* BEGIN DATA SECTION *
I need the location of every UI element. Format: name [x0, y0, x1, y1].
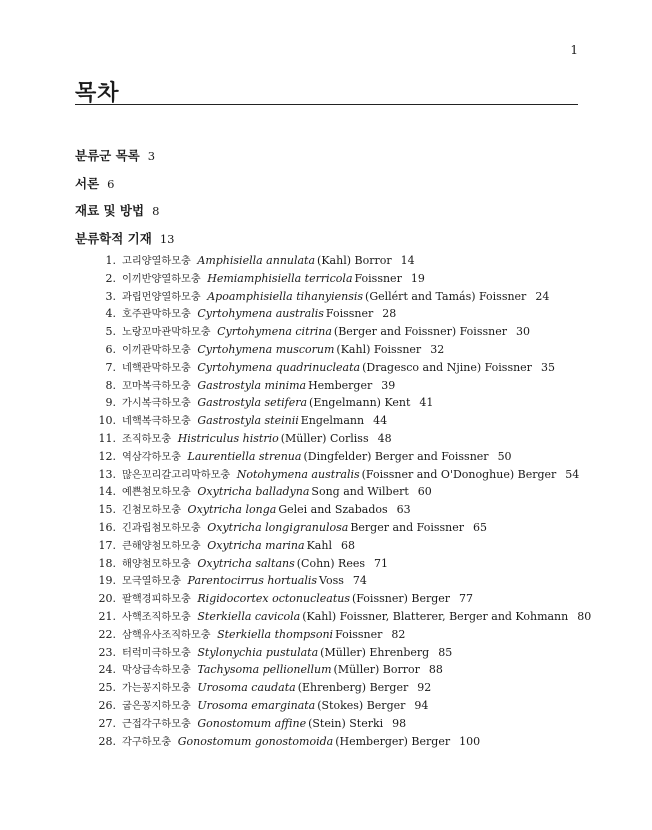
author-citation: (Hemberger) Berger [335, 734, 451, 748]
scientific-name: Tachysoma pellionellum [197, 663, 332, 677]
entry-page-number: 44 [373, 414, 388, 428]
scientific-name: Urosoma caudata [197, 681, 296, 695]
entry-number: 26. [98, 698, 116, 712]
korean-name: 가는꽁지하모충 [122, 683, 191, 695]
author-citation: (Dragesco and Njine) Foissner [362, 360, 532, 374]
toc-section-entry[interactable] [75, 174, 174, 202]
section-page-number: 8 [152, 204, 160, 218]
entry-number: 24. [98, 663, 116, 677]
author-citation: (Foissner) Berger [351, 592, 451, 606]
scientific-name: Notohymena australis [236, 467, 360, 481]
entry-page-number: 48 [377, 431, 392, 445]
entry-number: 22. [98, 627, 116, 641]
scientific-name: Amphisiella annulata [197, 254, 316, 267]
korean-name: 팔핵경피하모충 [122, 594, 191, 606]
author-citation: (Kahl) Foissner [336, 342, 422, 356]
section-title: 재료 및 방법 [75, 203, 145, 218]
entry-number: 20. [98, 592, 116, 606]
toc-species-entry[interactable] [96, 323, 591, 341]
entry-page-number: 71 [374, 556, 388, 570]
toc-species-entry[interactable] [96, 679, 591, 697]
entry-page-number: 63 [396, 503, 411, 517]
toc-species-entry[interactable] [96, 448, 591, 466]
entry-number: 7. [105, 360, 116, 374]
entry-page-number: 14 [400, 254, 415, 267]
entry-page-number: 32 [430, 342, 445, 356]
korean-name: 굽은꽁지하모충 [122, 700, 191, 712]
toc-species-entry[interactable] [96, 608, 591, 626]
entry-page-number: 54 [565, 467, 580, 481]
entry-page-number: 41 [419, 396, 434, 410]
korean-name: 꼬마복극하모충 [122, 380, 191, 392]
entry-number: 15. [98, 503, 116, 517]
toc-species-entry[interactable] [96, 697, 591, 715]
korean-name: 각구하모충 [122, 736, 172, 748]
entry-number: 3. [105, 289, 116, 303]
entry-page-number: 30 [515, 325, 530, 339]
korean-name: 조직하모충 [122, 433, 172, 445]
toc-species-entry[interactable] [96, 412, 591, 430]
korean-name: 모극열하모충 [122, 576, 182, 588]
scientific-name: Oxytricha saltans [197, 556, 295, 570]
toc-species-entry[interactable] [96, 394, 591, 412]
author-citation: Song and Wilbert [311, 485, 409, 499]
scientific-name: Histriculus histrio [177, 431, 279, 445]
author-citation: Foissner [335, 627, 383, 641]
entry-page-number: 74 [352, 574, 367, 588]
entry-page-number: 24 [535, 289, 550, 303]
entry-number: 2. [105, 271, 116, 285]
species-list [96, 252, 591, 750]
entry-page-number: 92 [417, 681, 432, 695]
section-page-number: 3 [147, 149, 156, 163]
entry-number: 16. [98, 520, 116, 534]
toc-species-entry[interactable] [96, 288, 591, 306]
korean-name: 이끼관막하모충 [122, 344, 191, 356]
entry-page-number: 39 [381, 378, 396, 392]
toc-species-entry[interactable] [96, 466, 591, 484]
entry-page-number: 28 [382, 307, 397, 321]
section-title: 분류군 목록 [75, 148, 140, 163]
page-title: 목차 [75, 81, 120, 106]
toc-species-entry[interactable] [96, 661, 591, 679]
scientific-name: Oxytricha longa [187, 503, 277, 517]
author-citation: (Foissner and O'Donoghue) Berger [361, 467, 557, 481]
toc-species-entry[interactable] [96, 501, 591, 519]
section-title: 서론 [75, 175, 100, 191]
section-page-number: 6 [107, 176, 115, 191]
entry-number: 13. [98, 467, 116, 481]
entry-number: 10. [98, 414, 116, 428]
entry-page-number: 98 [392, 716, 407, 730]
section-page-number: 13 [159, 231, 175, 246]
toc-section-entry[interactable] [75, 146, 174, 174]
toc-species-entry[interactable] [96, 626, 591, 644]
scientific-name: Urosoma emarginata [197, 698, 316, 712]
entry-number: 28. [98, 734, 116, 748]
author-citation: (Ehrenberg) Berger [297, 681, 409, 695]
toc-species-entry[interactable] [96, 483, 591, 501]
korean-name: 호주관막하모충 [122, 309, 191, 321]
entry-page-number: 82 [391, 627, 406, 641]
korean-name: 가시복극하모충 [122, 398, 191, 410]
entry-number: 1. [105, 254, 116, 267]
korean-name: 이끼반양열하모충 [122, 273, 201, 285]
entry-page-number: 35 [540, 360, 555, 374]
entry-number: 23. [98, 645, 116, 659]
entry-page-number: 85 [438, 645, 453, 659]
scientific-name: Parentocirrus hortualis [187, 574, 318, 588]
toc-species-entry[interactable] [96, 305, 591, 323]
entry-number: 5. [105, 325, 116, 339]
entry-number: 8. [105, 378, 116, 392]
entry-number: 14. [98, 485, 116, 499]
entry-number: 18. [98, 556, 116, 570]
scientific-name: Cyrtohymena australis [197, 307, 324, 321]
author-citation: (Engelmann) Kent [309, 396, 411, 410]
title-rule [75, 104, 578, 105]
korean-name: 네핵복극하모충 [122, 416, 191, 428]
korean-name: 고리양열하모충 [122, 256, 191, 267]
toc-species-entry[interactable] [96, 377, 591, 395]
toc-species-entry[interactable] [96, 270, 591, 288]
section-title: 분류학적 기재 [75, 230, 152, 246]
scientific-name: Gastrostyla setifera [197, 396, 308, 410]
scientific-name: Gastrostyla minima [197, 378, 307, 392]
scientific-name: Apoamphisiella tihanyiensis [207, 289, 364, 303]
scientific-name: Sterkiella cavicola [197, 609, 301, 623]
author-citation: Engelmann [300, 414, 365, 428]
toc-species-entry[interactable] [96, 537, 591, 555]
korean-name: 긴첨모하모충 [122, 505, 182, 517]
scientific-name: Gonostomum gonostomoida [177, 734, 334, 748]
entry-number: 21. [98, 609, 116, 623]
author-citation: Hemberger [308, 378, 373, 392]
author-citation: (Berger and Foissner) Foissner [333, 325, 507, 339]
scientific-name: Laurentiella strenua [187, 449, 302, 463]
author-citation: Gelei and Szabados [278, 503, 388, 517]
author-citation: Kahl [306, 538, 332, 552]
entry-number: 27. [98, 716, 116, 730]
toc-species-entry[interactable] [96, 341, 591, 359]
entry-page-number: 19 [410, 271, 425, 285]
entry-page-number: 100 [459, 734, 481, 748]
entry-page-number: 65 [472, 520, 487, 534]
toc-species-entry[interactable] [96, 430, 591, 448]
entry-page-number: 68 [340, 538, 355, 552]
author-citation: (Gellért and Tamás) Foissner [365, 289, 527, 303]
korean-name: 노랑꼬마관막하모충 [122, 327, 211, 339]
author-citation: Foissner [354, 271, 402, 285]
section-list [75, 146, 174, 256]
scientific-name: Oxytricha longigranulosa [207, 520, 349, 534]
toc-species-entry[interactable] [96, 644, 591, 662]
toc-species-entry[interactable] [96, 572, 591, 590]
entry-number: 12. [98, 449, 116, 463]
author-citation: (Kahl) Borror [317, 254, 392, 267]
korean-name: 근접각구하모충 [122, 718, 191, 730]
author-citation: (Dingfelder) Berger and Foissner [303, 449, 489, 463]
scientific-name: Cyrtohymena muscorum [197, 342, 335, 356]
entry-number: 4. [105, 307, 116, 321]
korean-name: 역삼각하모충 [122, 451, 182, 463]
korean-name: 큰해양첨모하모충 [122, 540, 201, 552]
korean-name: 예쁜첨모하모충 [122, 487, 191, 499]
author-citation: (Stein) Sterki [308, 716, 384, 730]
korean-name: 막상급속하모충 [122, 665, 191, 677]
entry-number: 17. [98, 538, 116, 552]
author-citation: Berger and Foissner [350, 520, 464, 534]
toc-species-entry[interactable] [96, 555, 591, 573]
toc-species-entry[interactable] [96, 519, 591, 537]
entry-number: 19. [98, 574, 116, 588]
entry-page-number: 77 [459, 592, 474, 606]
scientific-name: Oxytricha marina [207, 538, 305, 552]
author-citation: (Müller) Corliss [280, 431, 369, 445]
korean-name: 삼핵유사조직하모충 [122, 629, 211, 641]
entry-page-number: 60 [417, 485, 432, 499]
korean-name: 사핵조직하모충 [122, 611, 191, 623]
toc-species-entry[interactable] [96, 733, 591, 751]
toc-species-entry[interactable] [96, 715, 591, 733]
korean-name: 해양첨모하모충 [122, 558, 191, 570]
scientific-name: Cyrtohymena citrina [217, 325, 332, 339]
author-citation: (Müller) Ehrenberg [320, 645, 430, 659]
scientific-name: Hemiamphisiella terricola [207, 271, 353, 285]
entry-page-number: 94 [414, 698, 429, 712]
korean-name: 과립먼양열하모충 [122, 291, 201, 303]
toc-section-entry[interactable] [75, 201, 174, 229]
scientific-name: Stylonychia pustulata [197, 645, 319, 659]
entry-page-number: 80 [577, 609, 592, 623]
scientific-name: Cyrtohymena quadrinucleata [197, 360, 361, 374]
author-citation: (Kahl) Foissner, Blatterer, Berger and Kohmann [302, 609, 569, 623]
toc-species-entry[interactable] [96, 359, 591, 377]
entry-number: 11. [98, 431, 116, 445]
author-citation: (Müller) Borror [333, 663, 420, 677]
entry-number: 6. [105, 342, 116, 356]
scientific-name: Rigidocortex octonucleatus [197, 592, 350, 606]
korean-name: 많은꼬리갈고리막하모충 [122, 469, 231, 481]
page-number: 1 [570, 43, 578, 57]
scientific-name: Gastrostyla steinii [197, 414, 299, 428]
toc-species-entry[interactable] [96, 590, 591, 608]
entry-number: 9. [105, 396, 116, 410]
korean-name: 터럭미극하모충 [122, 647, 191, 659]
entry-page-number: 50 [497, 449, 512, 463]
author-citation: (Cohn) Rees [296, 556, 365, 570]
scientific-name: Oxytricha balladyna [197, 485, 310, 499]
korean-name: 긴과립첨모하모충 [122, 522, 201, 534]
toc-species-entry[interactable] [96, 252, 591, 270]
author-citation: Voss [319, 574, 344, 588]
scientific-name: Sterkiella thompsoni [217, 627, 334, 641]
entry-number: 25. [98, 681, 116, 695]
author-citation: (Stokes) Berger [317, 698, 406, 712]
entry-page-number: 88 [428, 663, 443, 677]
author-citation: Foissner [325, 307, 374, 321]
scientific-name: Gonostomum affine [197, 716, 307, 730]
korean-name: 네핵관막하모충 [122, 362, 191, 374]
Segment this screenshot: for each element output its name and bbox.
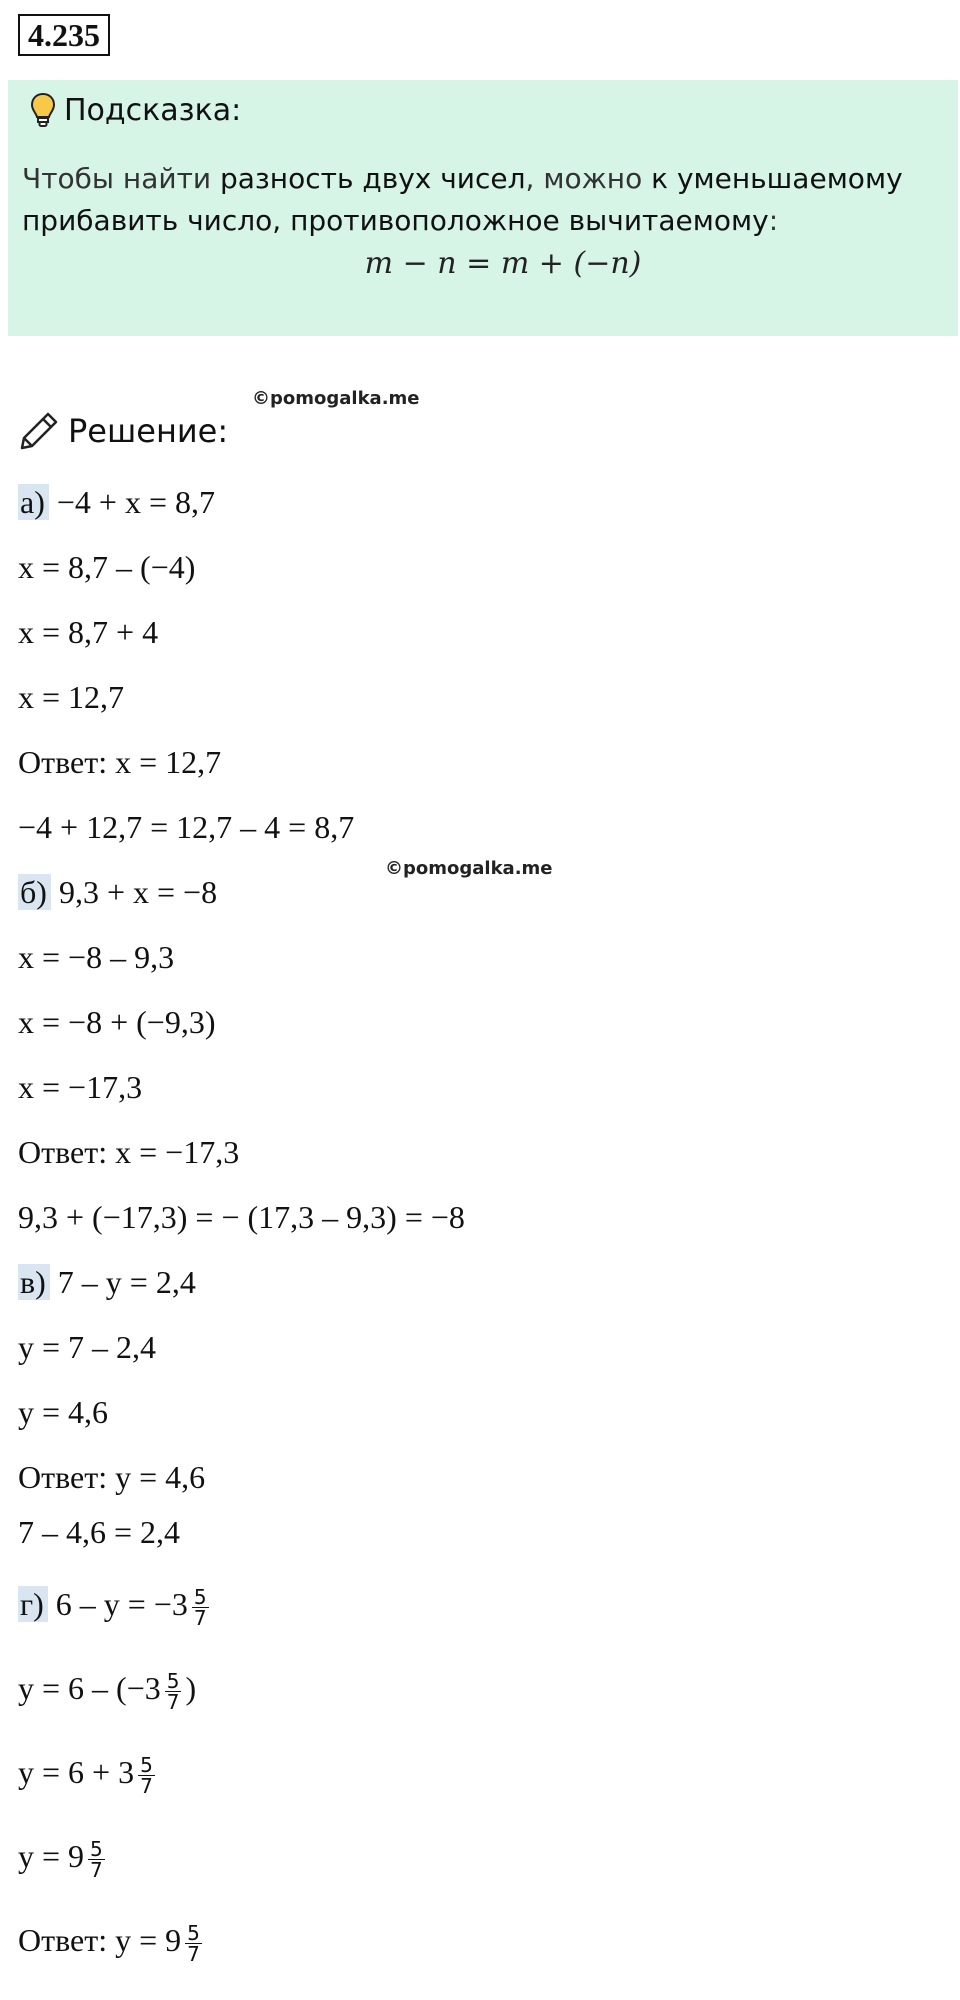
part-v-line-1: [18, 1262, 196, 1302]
* END DATA SECTION *
* _INSTRUCTIONS FOR THE TASK_: Identify every line in the data above that contains the string "Gastrostyla", and copy each such line in full.

* _TASK SOLUTION_:
scientific-name: Gastrostyla setifera [197, 396, 308, 410]
scientific-name: Gastrostyla minima [197, 378, 307, 392]
scientific-name: Gastrostyla steinii [197, 414, 299, 428]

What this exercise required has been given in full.